Write the number of lines holding the word "考正穴法", and nothing else.

#### INPUT DATA

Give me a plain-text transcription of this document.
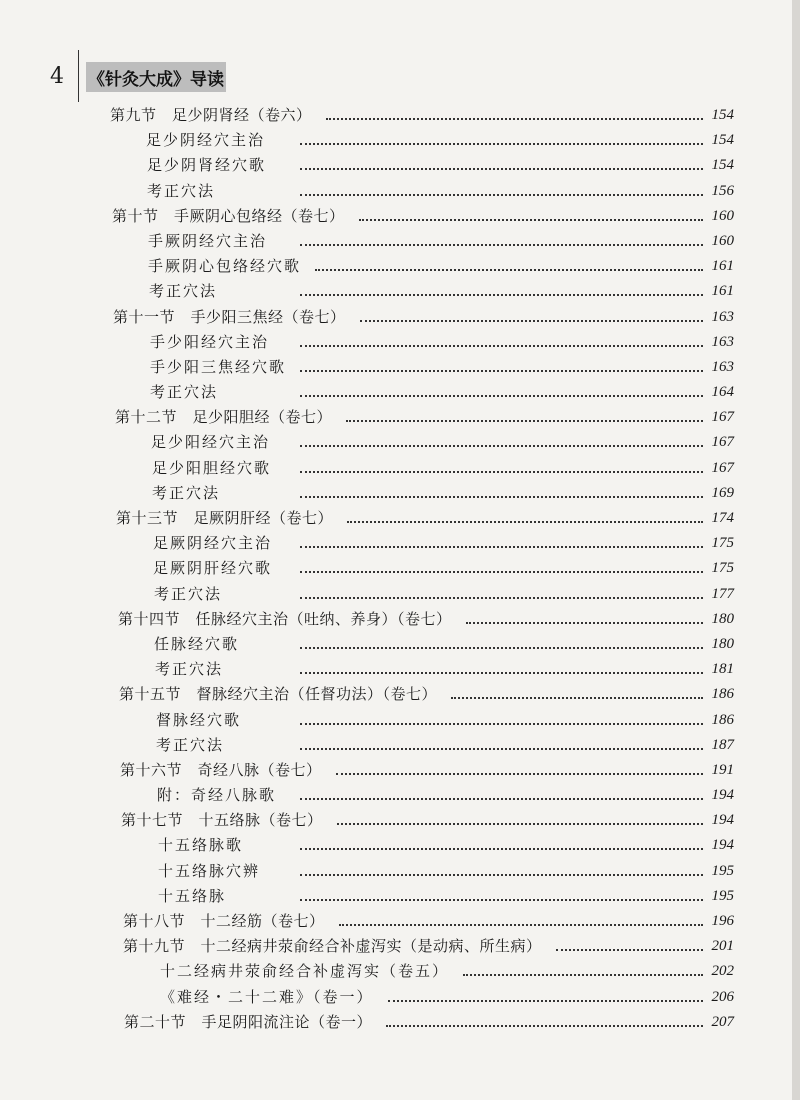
4 《针灸大成》导读
第九节　足少阴肾经（卷六）	154
足少阴经穴主治	154
足少阴肾经穴歌	154
考正穴法	156
第十节　手厥阴心包络经（卷七）	160
手厥阴经穴主治	160
手厥阴心包络经穴歌	161
考正穴法	161
第十一节　手少阳三焦经（卷七）	163
手少阳经穴主治	163
手少阳三焦经穴歌	163
考正穴法	164
第十二节　足少阳胆经（卷七）	167
足少阳经穴主治	167
足少阳胆经穴歌	167
考正穴法	169
第十三节　足厥阴肝经（卷七）	174
足厥阴经穴主治	175
足厥阴肝经穴歌	175
考正穴法	177
第十四节　任脉经穴主治（吐纳、养身）（卷七）	180
任脉经穴歌	180
考正穴法	181
第十五节　督脉经穴主治（任督功法）（卷七）	186
督脉经穴歌	186
考正穴法	187
第十六节　奇经八脉（卷七）	191
附：奇经八脉歌	194
第十七节　十五络脉（卷七）	194
十五络脉歌	194
十五络脉穴辨	195
十五络脉	195
第十八节　十二经筋（卷七）	196
第十九节　十二经病井荥俞经合补虚泻实（是动病、所生病）	201
十二经病井荥俞经合补虚泻实（卷五）	202
《难经・二十二难》（卷一）	206
第二十节　手足阴阳流注论（卷一）	207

########

▶ SOLUTION FOR THIS TASK
7